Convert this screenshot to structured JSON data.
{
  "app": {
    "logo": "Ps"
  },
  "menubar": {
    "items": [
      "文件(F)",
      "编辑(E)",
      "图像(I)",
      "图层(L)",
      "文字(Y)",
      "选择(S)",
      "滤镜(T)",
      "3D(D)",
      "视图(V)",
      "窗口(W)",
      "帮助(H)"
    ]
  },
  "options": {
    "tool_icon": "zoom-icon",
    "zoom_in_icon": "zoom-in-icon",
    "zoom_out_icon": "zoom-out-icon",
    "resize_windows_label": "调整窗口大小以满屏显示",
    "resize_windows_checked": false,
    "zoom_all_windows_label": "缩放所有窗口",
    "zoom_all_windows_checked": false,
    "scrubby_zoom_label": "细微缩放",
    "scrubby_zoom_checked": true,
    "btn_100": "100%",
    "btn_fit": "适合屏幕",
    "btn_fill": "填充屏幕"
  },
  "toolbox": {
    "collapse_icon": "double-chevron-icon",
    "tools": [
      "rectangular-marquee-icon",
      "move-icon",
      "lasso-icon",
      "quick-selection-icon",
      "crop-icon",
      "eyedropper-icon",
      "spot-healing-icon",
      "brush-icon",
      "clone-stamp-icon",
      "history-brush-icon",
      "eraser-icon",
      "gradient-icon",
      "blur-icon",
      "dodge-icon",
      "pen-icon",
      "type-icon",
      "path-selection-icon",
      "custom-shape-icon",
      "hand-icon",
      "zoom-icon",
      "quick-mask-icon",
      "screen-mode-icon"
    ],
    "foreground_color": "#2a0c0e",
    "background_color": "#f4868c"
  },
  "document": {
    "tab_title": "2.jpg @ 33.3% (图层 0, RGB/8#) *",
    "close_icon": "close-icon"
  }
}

Problem requirements ▸
Lines that hold "false" are the ones to copy; find all of them.

Response ▸
    "resize_windows_checked": false,
    "zoom_all_windows_checked": false,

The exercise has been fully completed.